EXERCISE REQUIREMENTS:
Each line containing the word "category" must be reported.

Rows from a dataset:

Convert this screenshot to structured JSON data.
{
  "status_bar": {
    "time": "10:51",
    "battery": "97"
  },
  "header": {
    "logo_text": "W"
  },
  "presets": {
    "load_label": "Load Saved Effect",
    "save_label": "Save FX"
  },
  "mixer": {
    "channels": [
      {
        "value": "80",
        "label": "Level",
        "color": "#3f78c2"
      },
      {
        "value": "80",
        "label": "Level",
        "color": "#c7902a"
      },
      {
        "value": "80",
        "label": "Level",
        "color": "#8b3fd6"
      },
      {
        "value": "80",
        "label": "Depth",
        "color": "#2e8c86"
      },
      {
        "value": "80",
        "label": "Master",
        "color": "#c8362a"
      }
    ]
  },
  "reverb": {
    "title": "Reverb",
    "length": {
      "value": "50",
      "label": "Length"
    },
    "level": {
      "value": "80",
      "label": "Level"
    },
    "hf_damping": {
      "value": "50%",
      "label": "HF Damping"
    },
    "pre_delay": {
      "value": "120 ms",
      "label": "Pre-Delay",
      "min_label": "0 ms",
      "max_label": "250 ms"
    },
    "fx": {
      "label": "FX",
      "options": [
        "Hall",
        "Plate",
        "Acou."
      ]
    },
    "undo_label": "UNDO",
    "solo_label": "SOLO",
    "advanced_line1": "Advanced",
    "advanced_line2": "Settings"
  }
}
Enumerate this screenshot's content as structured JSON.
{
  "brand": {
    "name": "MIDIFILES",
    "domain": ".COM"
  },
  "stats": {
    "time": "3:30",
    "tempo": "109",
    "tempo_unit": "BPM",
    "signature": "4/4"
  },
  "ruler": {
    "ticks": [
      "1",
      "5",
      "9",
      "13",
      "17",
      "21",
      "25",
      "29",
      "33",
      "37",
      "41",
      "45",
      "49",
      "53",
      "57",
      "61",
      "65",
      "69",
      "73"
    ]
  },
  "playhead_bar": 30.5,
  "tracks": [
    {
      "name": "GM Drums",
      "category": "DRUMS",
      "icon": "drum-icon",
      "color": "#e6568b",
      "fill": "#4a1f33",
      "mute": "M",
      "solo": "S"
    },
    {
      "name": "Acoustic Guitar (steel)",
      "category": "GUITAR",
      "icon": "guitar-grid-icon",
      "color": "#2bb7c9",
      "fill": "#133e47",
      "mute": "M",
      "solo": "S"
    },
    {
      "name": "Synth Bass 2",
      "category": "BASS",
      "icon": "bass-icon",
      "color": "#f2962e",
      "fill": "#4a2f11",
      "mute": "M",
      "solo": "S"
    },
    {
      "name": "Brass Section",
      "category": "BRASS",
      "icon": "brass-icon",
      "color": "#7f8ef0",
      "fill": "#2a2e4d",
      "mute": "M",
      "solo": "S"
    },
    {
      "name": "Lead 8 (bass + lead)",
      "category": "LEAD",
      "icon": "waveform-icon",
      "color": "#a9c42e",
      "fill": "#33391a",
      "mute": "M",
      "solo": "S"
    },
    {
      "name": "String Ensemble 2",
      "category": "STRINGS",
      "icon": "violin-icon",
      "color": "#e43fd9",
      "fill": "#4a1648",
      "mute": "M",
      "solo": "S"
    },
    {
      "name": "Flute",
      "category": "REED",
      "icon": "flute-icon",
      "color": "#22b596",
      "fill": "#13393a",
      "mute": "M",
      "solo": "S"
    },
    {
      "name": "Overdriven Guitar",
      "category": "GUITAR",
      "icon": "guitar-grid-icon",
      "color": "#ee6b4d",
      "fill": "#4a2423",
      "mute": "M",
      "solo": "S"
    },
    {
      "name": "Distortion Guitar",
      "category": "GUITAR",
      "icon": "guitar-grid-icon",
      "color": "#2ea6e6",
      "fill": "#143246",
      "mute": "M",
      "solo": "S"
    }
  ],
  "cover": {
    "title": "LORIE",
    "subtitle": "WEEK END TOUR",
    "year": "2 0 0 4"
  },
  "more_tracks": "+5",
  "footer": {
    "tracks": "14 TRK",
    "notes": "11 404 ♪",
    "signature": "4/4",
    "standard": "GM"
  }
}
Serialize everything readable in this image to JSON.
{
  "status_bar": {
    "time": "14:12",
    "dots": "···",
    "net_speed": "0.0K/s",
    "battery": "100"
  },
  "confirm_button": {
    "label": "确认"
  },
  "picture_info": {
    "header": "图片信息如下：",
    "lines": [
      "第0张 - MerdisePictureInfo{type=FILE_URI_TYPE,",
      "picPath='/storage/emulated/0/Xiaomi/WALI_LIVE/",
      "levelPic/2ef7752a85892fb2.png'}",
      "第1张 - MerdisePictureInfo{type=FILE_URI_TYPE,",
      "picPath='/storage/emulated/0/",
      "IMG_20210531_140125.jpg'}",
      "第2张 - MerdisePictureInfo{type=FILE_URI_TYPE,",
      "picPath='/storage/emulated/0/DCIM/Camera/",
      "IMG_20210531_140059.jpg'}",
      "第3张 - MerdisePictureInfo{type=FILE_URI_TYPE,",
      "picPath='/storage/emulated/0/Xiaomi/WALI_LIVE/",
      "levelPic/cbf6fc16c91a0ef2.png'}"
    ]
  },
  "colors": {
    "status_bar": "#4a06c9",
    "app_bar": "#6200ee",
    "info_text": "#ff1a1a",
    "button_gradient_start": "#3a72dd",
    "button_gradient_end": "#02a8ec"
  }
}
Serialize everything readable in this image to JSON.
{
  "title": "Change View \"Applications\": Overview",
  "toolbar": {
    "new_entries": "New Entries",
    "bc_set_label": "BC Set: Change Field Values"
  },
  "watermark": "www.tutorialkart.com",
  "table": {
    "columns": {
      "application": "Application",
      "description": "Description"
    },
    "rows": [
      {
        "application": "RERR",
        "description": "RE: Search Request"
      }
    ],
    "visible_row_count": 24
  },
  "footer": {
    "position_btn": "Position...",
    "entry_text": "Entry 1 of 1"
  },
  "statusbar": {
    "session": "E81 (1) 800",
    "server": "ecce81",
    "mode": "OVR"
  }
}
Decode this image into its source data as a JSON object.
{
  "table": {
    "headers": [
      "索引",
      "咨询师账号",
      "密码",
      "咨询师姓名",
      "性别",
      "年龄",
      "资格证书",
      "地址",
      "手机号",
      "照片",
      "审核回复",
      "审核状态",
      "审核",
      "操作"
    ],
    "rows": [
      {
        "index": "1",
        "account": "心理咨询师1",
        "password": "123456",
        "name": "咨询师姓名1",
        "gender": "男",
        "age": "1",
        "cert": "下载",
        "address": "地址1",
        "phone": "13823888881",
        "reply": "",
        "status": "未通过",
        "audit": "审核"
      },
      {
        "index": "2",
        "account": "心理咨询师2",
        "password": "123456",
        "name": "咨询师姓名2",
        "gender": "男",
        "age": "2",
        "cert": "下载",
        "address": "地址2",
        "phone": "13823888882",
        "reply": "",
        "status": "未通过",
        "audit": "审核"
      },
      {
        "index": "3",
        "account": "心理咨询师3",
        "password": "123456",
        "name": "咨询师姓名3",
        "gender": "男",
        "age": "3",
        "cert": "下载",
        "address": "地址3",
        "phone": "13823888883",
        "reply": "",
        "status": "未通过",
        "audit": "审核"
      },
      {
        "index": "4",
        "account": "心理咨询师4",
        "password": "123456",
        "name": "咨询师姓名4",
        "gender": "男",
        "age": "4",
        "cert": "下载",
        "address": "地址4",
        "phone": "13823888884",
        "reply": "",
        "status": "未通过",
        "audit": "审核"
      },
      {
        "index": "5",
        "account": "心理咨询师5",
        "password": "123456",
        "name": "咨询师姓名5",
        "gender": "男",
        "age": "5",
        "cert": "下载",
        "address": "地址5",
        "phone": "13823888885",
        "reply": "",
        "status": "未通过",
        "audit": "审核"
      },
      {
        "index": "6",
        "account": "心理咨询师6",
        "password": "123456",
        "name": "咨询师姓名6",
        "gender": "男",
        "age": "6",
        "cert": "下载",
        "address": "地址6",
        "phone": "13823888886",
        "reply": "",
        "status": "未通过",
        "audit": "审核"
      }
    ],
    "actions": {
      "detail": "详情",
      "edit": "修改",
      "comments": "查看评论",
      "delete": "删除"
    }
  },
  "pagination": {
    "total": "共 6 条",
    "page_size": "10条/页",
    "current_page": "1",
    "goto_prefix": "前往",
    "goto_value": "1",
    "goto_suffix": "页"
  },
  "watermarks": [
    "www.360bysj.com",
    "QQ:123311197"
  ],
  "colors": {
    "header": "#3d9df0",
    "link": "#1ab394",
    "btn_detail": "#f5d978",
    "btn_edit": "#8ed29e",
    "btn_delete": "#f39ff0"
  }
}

RESULT OF THE EXERCISE:
      "category": "DRUMS",
      "category": "GUITAR",
      "category": "BASS",
      "category": "BRASS",
      "category": "LEAD",
      "category": "STRINGS",
      "category": "REED",
      "category": "GUITAR",
      "category": "GUITAR",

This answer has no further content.